WHAT YOU WILL DO: Copy each line containing the word "outline" from the records that follow, please.

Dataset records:
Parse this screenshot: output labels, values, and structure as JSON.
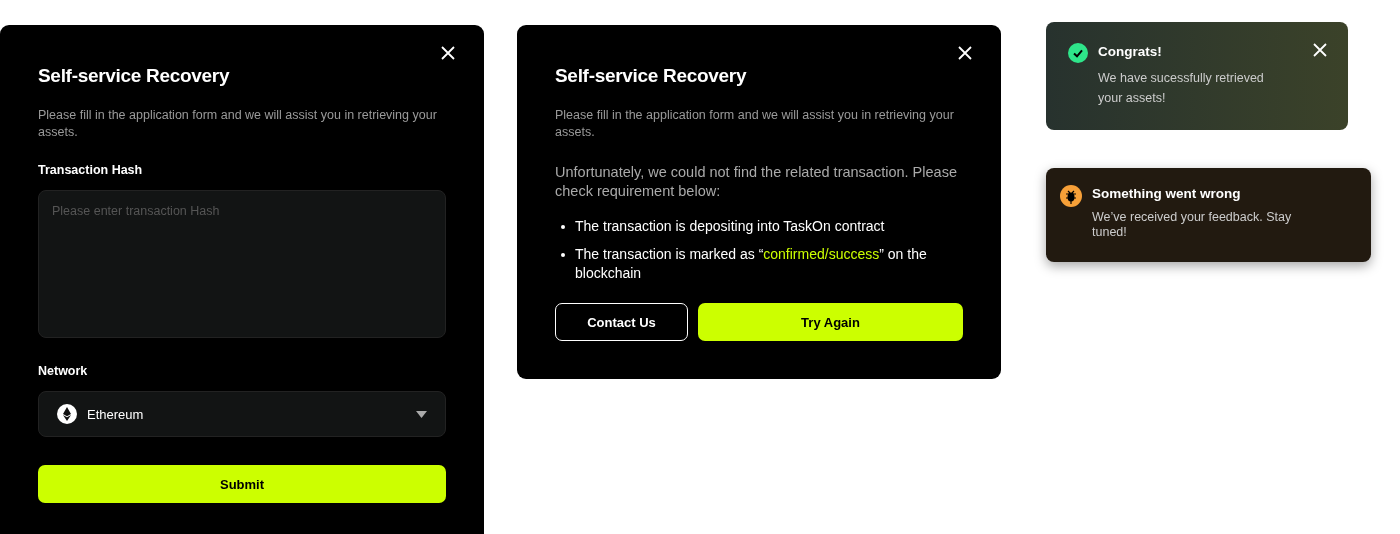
{
  "form_dialog": {
    "title": "Self-service Recovery",
    "description": "Please fill in the application form and we will assist you in retrieving your assets.",
    "hash_field": {
      "label": "Transaction Hash",
      "placeholder": "Please enter transaction Hash"
    },
    "network_field": {
      "label": "Network",
      "value": "Ethereum"
    },
    "submit_button": "Submit"
  },
  "error_dialog": {
    "title": "Self-service Recovery",
    "description": "Please fill in the application form and we will assist you in retrieving your assets.",
    "message": "Unfortunately, we could not find the related transaction. Please check requirement below:",
    "requirements": [
      {
        "before": "The transaction is depositing into TaskOn contract"
      },
      {
        "before": "The transaction is marked as “",
        "highlight": "confirmed/success",
        "after": "” on the blockchain"
      }
    ],
    "buttons": [
      {
        "label": "Contact Us",
        "kind": "outline"
      },
      {
        "label": "Try Again",
        "kind": "primary"
      }
    ]
  },
  "toasts": [
    {
      "kind": "success",
      "title": "Congrats!",
      "message": "We have sucessfully retrieved your assets!",
      "closable": true
    },
    {
      "kind": "error",
      "title": "Something went wrong",
      "message": "We’ve received your feedback. Stay tuned!",
      "closable": false
    }
  ]
}
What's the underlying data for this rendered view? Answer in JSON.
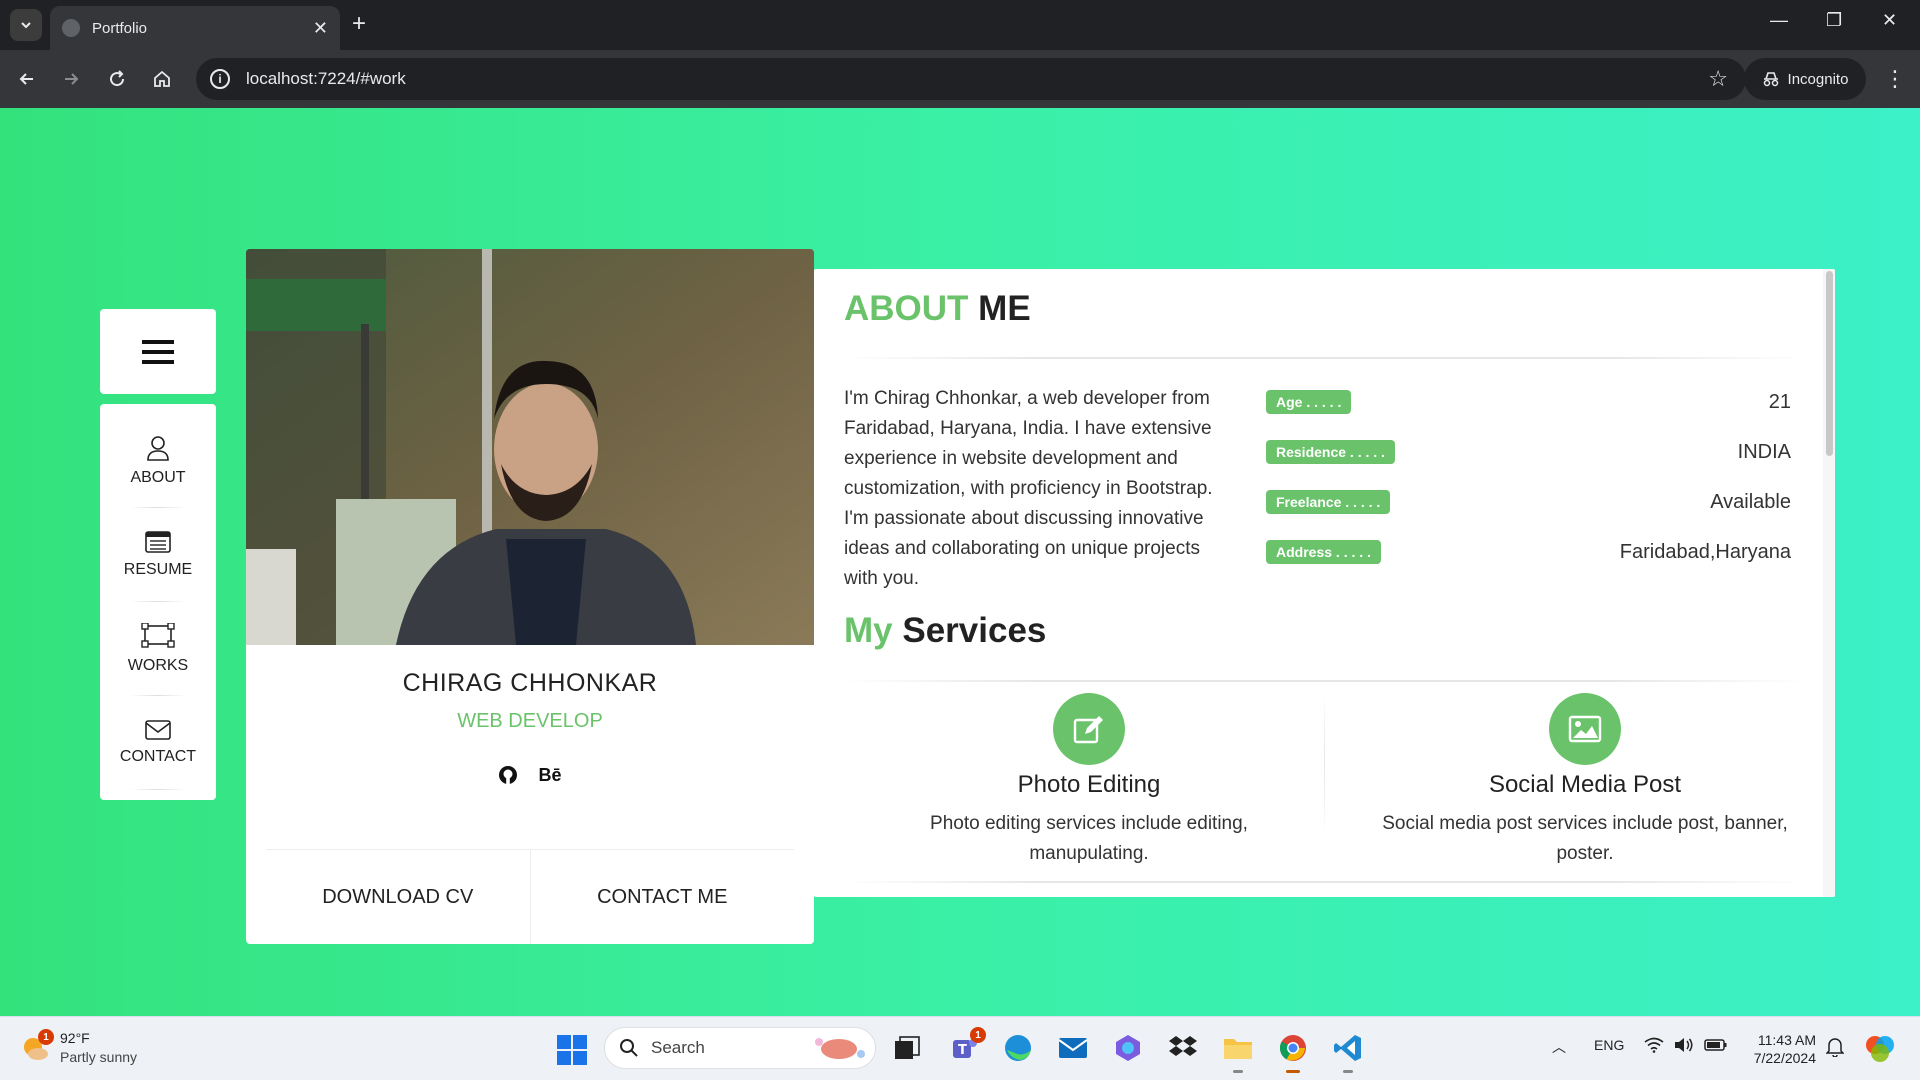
{
  "browser": {
    "tab_title": "Portfolio",
    "url": "localhost:7224/#work",
    "incognito_label": "Incognito"
  },
  "sidebar": {
    "items": [
      {
        "label": "ABOUT",
        "icon": "user-icon"
      },
      {
        "label": "RESUME",
        "icon": "document-list-icon"
      },
      {
        "label": "WORKS",
        "icon": "works-icon"
      },
      {
        "label": "CONTACT",
        "icon": "envelope-icon"
      }
    ]
  },
  "profile": {
    "name": "CHIRAG CHHONKAR",
    "role": "WEB DEVELOP",
    "behance_label": "Bē",
    "download_cv": "DOWNLOAD CV",
    "contact_me": "CONTACT ME"
  },
  "about": {
    "title_accent": "ABOUT",
    "title_rest": "ME",
    "bio": "I'm Chirag Chhonkar, a web developer from Faridabad, Haryana, India. I have extensive experience in website development and customization, with proficiency in Bootstrap. I'm passionate about discussing innovative ideas and collaborating on unique projects with you.",
    "info": [
      {
        "label": "Age . . . . .",
        "value": "21"
      },
      {
        "label": "Residence . . . . .",
        "value": "INDIA"
      },
      {
        "label": "Freelance . . . . .",
        "value": "Available"
      },
      {
        "label": "Address . . . . .",
        "value": "Faridabad,Haryana"
      }
    ]
  },
  "services": {
    "title_accent": "My",
    "title_rest": "Services",
    "items": [
      {
        "title": "Photo Editing",
        "desc": "Photo editing services include editing, manupulating."
      },
      {
        "title": "Social Media Post",
        "desc": "Social media post services include post, banner, poster."
      }
    ]
  },
  "taskbar": {
    "weather_temp": "92°F",
    "weather_cond": "Partly sunny",
    "weather_badge": "1",
    "search_label": "Search",
    "teams_badge": "1",
    "lang": "ENG",
    "time": "11:43 AM",
    "date": "7/22/2024"
  },
  "colors": {
    "accent_green": "#6ac36a",
    "page_gradient_start": "#34e27c",
    "page_gradient_end": "#3cf0c8"
  }
}
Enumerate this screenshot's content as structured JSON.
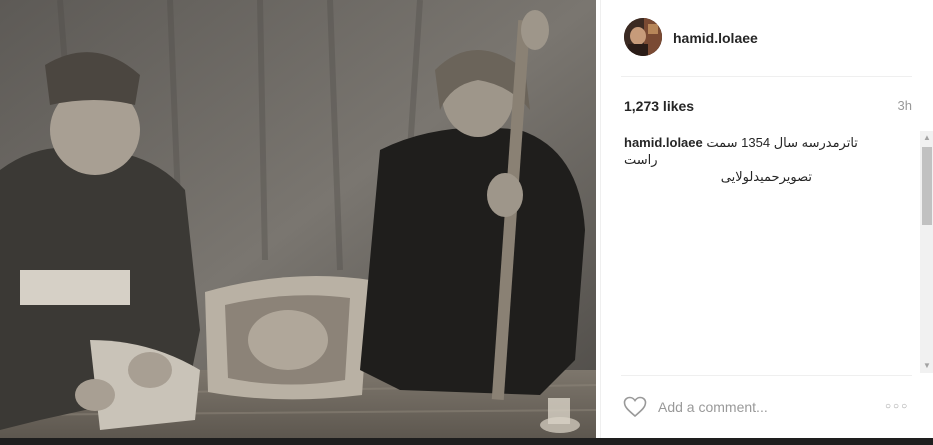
{
  "post": {
    "author": {
      "username": "hamid.lolaee",
      "avatar_icon": "avatar-photo"
    },
    "likes": "1,273 likes",
    "timestamp": "3h",
    "caption": {
      "username": "hamid.lolaee",
      "line1": "تاترمدرسه سال 1354 سمت راست",
      "line2": "تصویرحمیدلولایی"
    },
    "photo": {
      "description_icon": "black-and-white-photo"
    }
  },
  "comment": {
    "placeholder": "Add a comment...",
    "like_icon": "heart-outline-icon",
    "more_icon": "more-options-icon"
  },
  "colors": {
    "text": "#262626",
    "muted": "#999999",
    "divider": "#efefef"
  }
}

RESPONSE TO THE TASK:
        "kind": "outline"
    "like_icon": "heart-outline-icon",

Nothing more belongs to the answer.